Data entries:
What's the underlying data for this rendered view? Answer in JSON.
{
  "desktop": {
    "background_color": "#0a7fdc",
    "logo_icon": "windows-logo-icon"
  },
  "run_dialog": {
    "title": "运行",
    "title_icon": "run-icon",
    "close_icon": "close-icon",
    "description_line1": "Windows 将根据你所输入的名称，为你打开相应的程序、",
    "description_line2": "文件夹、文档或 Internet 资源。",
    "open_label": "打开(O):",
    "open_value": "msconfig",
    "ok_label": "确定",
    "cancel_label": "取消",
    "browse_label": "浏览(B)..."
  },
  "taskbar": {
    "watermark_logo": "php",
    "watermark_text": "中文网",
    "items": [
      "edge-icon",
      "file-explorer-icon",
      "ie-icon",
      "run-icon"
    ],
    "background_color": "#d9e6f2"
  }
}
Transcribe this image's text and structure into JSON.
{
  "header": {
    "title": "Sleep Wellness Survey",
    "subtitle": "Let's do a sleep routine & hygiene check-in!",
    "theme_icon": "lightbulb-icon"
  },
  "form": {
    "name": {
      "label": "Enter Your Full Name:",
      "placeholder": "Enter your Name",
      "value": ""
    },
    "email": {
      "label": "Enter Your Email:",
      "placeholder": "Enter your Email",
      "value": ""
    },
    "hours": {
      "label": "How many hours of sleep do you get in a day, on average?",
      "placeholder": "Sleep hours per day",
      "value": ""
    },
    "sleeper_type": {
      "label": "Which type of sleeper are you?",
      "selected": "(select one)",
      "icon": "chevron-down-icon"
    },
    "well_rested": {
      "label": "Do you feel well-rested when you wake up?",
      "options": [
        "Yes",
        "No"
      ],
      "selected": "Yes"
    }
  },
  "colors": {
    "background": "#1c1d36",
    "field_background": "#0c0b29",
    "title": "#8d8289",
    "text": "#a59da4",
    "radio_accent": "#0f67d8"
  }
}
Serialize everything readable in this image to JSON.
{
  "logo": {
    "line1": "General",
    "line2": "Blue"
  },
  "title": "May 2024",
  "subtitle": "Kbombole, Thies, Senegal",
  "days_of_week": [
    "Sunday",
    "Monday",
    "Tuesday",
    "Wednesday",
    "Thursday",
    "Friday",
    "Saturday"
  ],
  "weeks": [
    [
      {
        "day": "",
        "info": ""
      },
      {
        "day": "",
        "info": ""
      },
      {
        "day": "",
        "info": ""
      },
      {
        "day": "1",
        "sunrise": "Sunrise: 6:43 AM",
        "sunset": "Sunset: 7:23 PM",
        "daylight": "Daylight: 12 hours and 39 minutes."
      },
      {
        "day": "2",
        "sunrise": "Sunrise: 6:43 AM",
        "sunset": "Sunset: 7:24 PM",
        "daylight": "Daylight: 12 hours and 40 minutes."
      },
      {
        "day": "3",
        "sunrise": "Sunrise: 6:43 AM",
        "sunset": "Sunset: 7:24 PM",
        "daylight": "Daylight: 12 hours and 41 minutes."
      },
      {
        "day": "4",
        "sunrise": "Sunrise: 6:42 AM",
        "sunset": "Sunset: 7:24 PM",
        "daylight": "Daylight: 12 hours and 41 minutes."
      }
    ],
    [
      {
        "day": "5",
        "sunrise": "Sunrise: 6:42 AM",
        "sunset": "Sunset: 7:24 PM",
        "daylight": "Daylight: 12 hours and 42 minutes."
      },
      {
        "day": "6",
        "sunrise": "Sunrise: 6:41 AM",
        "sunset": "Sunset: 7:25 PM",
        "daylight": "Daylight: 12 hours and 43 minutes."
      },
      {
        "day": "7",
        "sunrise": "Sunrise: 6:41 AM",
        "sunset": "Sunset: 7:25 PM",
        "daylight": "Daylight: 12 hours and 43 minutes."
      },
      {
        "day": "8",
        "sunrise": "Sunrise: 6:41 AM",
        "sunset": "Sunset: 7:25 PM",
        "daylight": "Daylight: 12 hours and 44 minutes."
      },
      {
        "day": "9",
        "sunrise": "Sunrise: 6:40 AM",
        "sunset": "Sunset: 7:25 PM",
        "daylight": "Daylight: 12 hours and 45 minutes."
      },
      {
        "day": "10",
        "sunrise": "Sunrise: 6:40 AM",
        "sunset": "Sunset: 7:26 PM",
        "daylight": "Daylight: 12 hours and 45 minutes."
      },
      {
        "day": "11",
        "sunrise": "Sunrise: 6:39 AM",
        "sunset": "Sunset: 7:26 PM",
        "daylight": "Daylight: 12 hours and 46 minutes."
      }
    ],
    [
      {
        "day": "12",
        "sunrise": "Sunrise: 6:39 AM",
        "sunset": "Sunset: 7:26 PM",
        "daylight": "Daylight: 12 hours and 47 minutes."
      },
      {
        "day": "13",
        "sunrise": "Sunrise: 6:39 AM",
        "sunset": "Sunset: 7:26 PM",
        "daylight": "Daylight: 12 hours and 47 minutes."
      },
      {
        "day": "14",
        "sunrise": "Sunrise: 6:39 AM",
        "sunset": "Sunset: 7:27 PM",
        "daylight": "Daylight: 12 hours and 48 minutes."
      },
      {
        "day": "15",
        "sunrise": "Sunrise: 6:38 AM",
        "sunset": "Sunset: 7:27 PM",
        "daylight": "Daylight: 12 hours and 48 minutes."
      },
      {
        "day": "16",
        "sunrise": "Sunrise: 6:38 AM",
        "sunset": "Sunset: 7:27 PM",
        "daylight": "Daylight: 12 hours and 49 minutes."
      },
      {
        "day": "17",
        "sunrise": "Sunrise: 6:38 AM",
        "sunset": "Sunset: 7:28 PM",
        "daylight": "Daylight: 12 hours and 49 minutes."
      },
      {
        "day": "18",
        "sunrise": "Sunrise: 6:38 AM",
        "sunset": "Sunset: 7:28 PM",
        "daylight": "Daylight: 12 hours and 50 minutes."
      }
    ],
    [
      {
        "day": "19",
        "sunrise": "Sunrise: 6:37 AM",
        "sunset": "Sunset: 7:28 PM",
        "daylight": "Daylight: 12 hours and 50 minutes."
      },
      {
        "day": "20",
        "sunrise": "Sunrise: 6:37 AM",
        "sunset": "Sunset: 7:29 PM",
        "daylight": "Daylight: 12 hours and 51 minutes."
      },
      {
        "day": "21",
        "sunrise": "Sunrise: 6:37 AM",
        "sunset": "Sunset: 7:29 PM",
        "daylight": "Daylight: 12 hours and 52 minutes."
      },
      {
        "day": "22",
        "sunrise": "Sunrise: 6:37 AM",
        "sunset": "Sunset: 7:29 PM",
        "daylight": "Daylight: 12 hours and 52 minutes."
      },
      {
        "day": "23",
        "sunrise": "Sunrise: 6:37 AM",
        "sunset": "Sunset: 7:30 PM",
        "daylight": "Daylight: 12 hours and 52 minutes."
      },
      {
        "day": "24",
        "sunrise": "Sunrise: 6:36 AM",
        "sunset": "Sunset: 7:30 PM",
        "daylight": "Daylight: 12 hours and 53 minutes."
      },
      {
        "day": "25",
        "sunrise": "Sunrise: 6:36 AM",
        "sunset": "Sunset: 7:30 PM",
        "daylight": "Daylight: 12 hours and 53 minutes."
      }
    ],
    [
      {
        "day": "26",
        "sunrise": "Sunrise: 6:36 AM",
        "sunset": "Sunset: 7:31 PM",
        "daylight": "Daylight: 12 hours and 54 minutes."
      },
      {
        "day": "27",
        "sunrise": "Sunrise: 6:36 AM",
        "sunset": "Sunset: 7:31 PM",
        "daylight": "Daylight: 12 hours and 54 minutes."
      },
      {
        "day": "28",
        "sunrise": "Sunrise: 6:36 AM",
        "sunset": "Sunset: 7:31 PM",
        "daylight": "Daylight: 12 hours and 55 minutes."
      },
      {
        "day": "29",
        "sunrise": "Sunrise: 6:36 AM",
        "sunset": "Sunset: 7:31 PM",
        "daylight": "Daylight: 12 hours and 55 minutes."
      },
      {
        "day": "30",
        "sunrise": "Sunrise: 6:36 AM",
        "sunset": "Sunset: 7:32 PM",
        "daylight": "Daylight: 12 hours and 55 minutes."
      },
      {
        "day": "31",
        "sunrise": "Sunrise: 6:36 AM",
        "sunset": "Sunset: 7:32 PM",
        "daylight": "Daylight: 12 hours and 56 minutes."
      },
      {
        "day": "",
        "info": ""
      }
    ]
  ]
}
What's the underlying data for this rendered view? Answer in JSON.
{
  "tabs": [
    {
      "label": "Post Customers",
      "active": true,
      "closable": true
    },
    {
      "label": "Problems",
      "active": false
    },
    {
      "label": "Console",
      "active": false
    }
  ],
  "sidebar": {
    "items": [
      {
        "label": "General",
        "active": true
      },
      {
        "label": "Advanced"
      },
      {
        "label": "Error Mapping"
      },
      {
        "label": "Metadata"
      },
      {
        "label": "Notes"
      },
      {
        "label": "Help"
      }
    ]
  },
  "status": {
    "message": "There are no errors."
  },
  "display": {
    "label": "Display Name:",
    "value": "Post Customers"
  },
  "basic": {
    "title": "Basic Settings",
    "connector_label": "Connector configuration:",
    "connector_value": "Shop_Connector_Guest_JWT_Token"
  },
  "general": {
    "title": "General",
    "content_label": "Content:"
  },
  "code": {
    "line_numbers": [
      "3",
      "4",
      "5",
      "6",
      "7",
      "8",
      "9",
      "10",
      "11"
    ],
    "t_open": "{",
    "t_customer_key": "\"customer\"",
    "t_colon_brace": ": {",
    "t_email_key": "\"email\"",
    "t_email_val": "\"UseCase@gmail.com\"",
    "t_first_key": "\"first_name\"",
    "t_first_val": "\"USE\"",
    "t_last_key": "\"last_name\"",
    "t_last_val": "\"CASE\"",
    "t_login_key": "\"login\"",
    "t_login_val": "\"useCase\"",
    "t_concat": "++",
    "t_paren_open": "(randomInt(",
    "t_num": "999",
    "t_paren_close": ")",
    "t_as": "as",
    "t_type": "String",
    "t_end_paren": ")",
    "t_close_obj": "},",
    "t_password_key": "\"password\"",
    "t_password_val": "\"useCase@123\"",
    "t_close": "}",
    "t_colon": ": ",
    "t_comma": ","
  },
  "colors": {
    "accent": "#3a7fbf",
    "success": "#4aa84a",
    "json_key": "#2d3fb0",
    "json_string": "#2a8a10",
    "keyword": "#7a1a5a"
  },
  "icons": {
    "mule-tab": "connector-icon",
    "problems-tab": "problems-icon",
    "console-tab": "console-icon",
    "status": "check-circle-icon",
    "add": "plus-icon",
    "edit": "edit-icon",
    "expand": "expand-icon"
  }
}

◆ SHORT TASK ◆
Each line of the data that includes the word "placeholder" counts once; report the total and nothing more.

◆ FULL ANSWER ◆
3